The exercise: Strip the pictures and reproduce the rest of the listing exactly.

★ ★ ★ ★

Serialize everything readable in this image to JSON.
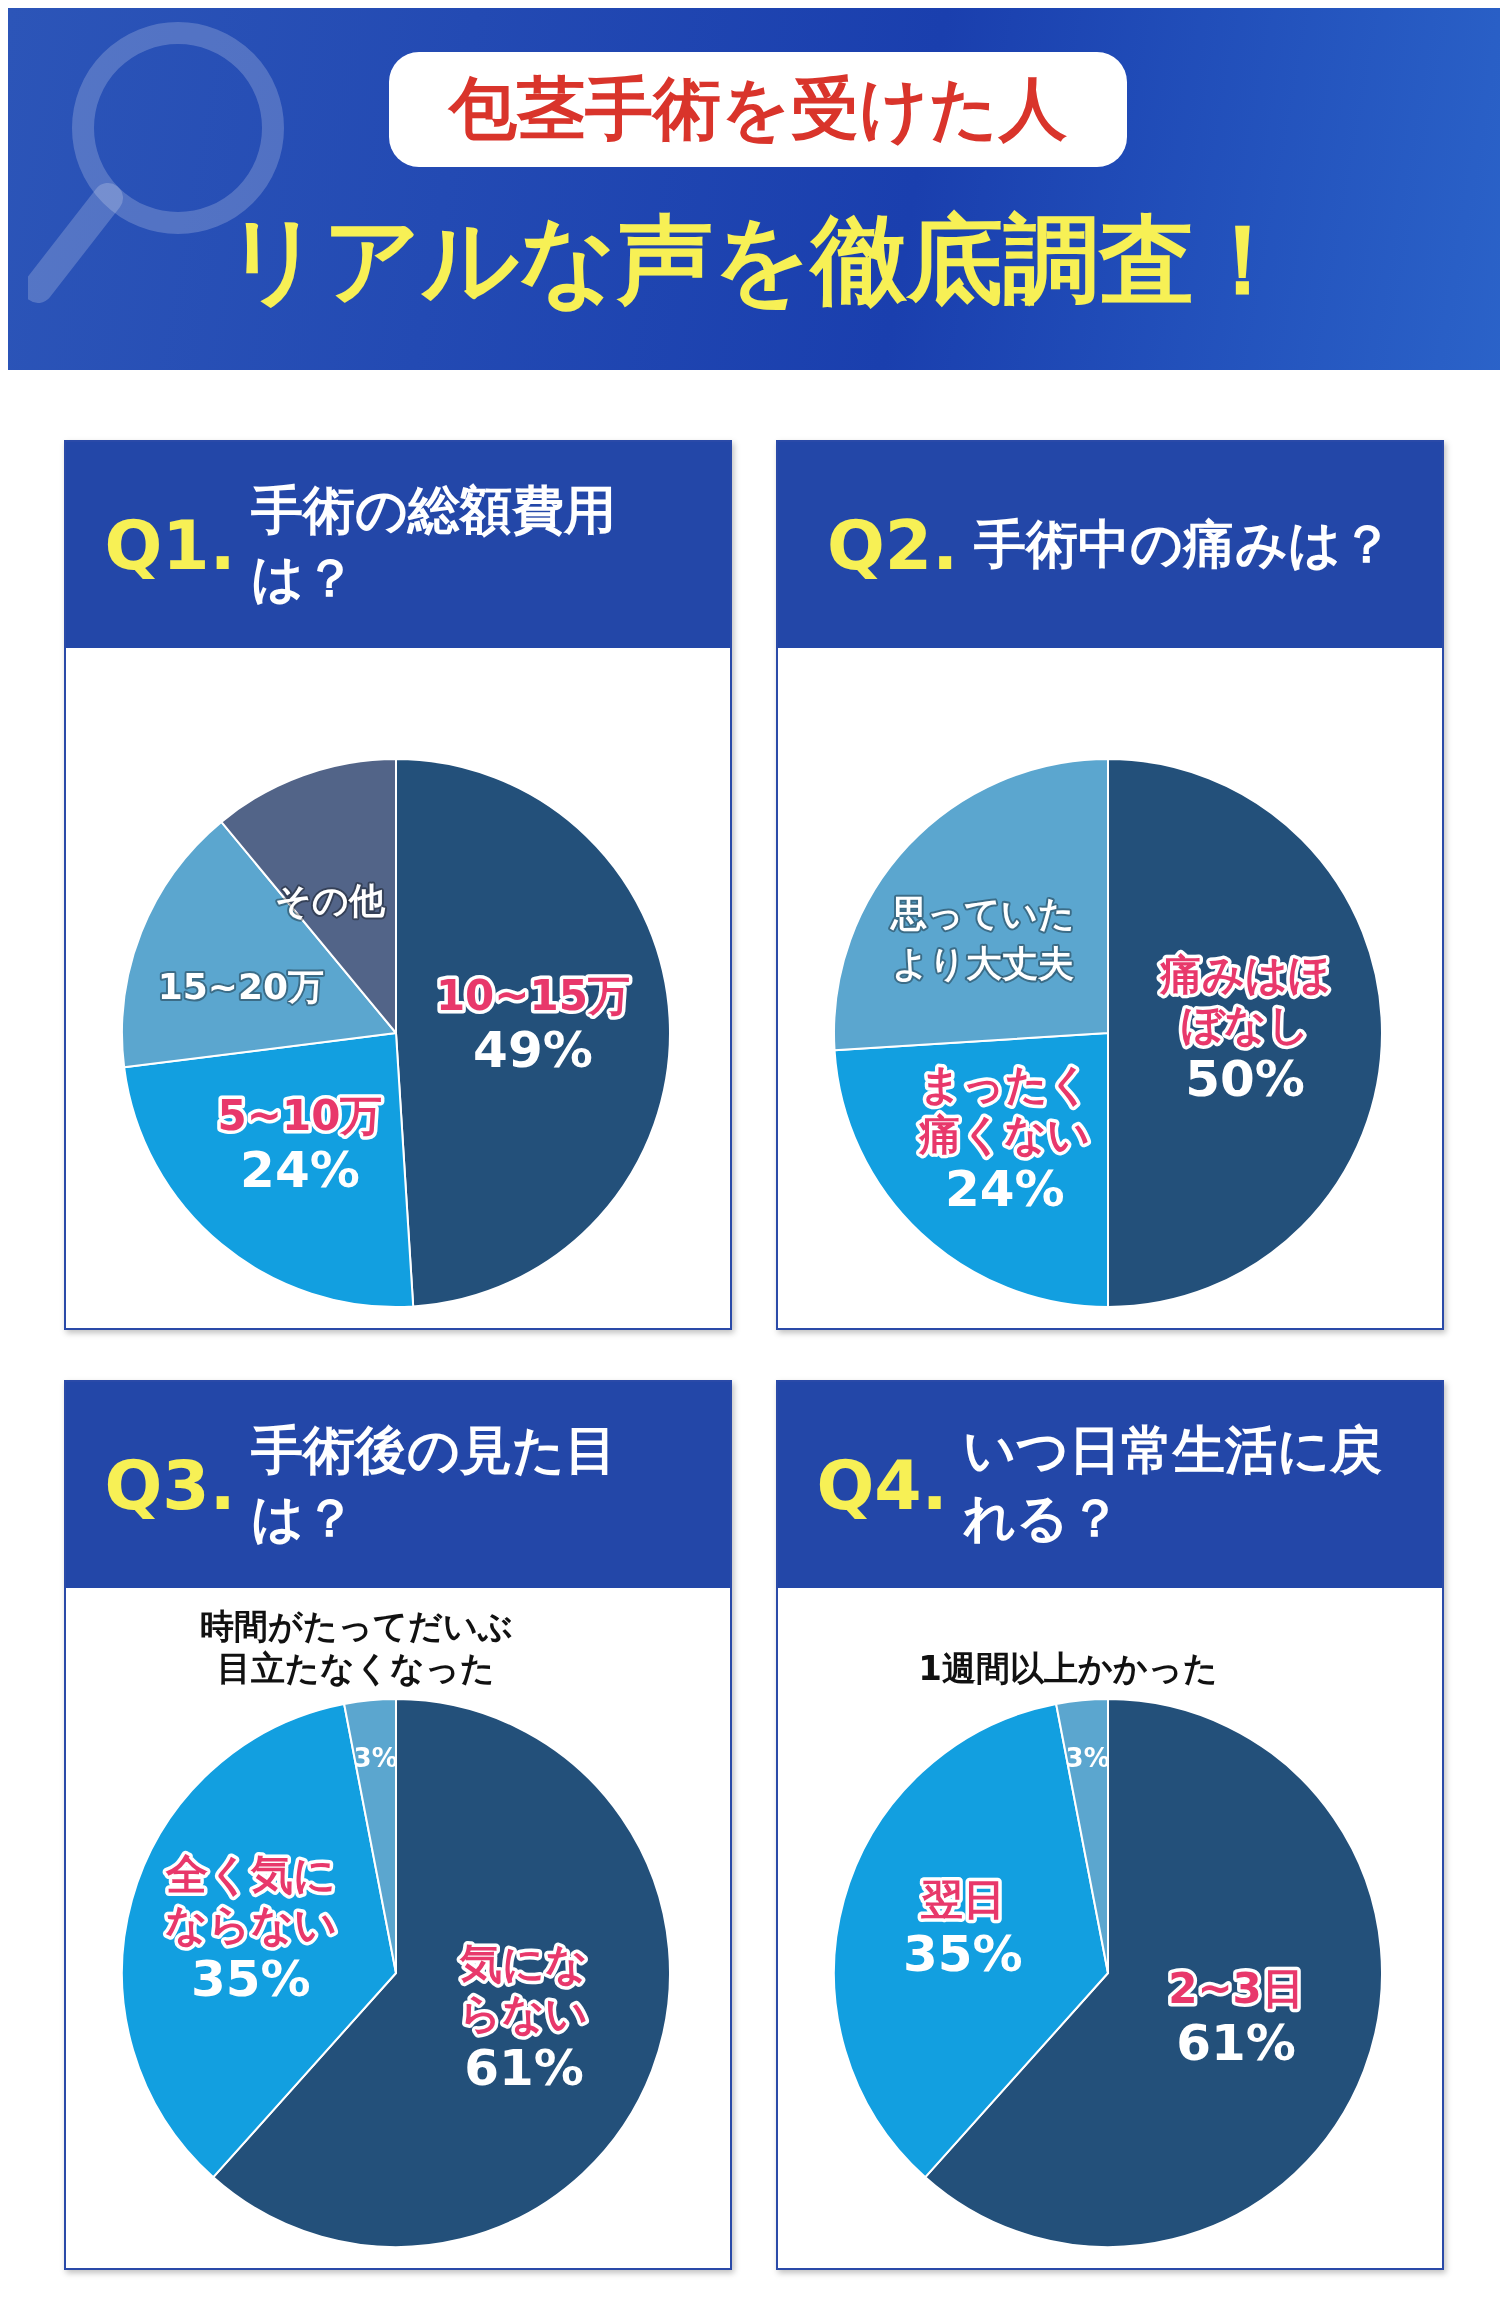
{
  "chart_data": [
    {
      "type": "other",
      "title": "包茎手術を受けた人",
      "subtitle": "リアルな声を徹底調査！"
    },
    {
      "type": "pie",
      "title": "Q1. 手術の総額費用は？",
      "categories": [
        "10~15万",
        "5~10万",
        "15~20万",
        "その他"
      ],
      "values": [
        49,
        24,
        16,
        11
      ],
      "value_labels": [
        "49%",
        "24%",
        null,
        null
      ],
      "colors": [
        "#23507a",
        "#129fe0",
        "#5ba6cf",
        "#526488"
      ]
    },
    {
      "type": "pie",
      "title": "Q2. 手術中の痛みは？",
      "categories": [
        "痛みはほぼなし",
        "まったく痛くない",
        "思っていたより大丈夫"
      ],
      "values": [
        50,
        24,
        26
      ],
      "value_labels": [
        "50%",
        "24%",
        null
      ],
      "colors": [
        "#23507a",
        "#129fe0",
        "#5ba6cf"
      ]
    },
    {
      "type": "pie",
      "title": "Q3. 手術後の見た目は？",
      "categories": [
        "気にならない",
        "全く気にならない",
        "時間がたってだいぶ目立たなくなった"
      ],
      "values": [
        61,
        35,
        3
      ],
      "value_labels": [
        "61%",
        "35%",
        "3%"
      ],
      "colors": [
        "#23507a",
        "#129fe0",
        "#5ba6cf"
      ]
    },
    {
      "type": "pie",
      "title": "Q4. いつ日常生活に戻れる？",
      "categories": [
        "2~3日",
        "翌日",
        "1週間以上かかった"
      ],
      "values": [
        61,
        35,
        3
      ],
      "value_labels": [
        "61%",
        "35%",
        "3%"
      ],
      "colors": [
        "#23507a",
        "#129fe0",
        "#5ba6cf"
      ]
    }
  ]
}
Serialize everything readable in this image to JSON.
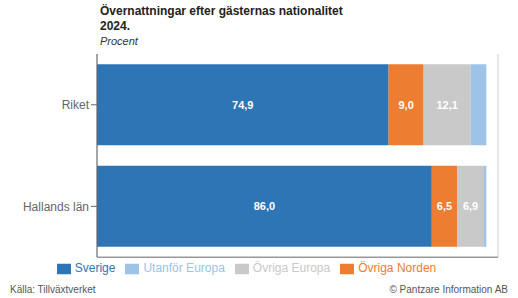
{
  "chart_data": {
    "type": "bar",
    "orientation": "horizontal",
    "stacked": true,
    "title": "Övernattningar efter gästernas nationalitet\n2024.",
    "subtitle": "Procent",
    "categories": [
      "Hallands län",
      "Riket"
    ],
    "series": [
      {
        "name": "Sverige",
        "color": "#2E75B6",
        "values": [
          86.0,
          74.9
        ],
        "value_labels": [
          "86,0",
          "74,9"
        ]
      },
      {
        "name": "Övriga Norden",
        "color": "#ED7D31",
        "values": [
          6.5,
          9.0
        ],
        "value_labels": [
          "6,5",
          "9,0"
        ]
      },
      {
        "name": "Övriga Europa",
        "color": "#C9C9C9",
        "values": [
          6.9,
          12.1
        ],
        "value_labels": [
          "6,9",
          "12,1"
        ]
      },
      {
        "name": "Utanför Europa",
        "color": "#9DC3E6",
        "values": [
          0.6,
          4.0
        ],
        "value_labels": [
          null,
          null
        ]
      }
    ],
    "data_labels": true,
    "xlim": [
      0,
      103
    ],
    "xticks": [
      0,
      20,
      40,
      60,
      80,
      100
    ],
    "tick_labels": "y",
    "grid": true,
    "legend": "bottom",
    "annotations": [
      "Källa: Tillväxtverket",
      "© Pantzare Information AB"
    ]
  }
}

★ ★ ★ ★

Written solution:
Serialize everything readable in this image to JSON.
{
  "chart_data": [
    {
      "type": "other",
      "title": "包茎手術を受けた人",
      "subtitle": "リアルな声を徹底調査！"
    },
    {
      "type": "pie",
      "title": "Q1. 手術の総額費用は？",
      "categories": [
        "10~15万",
        "5~10万",
        "15~20万",
        "その他"
      ],
      "values": [
        49,
        24,
        16,
        11
      ],
      "value_labels": [
        "49%",
        "24%",
        null,
        null
      ],
      "colors": [
        "#23507a",
        "#129fe0",
        "#5ba6cf",
        "#526488"
      ]
    },
    {
      "type": "pie",
      "title": "Q2. 手術中の痛みは？",
      "categories": [
        "痛みはほぼなし",
        "まったく痛くない",
        "思っていたより大丈夫"
      ],
      "values": [
        50,
        24,
        26
      ],
      "value_labels": [
        "50%",
        "24%",
        null
      ],
      "colors": [
        "#23507a",
        "#129fe0",
        "#5ba6cf"
      ]
    },
    {
      "type": "pie",
      "title": "Q3. 手術後の見た目は？",
      "categories": [
        "気にならない",
        "全く気にならない",
        "時間がたってだいぶ目立たなくなった"
      ],
      "values": [
        61,
        35,
        3
      ],
      "value_labels": [
        "61%",
        "35%",
        "3%"
      ],
      "colors": [
        "#23507a",
        "#129fe0",
        "#5ba6cf"
      ]
    },
    {
      "type": "pie",
      "title": "Q4. いつ日常生活に戻れる？",
      "categories": [
        "2~3日",
        "翌日",
        "1週間以上かかった"
      ],
      "values": [
        61,
        35,
        3
      ],
      "value_labels": [
        "61%",
        "35%",
        "3%"
      ],
      "colors": [
        "#23507a",
        "#129fe0",
        "#5ba6cf"
      ]
    }
  ]
}
Serialize everything readable in this image to JSON.
{
  "chart_data": {
    "type": "bar",
    "orientation": "horizontal",
    "stacked": true,
    "title": "Övernattningar efter gästernas nationalitet\n2024.",
    "subtitle": "Procent",
    "categories": [
      "Hallands län",
      "Riket"
    ],
    "series": [
      {
        "name": "Sverige",
        "color": "#2E75B6",
        "values": [
          86.0,
          74.9
        ],
        "value_labels": [
          "86,0",
          "74,9"
        ]
      },
      {
        "name": "Övriga Norden",
        "color": "#ED7D31",
        "values": [
          6.5,
          9.0
        ],
        "value_labels": [
          "6,5",
          "9,0"
        ]
      },
      {
        "name": "Övriga Europa",
        "color": "#C9C9C9",
        "values": [
          6.9,
          12.1
        ],
        "value_labels": [
          "6,9",
          "12,1"
        ]
      },
      {
        "name": "Utanför Europa",
        "color": "#9DC3E6",
        "values": [
          0.6,
          4.0
        ],
        "value_labels": [
          null,
          null
        ]
      }
    ],
    "data_labels": true,
    "xlim": [
      0,
      103
    ],
    "xticks": [
      0,
      20,
      40,
      60,
      80,
      100
    ],
    "tick_labels": "y",
    "grid": true,
    "legend": "bottom",
    "annotations": [
      "Källa: Tillväxtverket",
      "© Pantzare Information AB"
    ]
  }
}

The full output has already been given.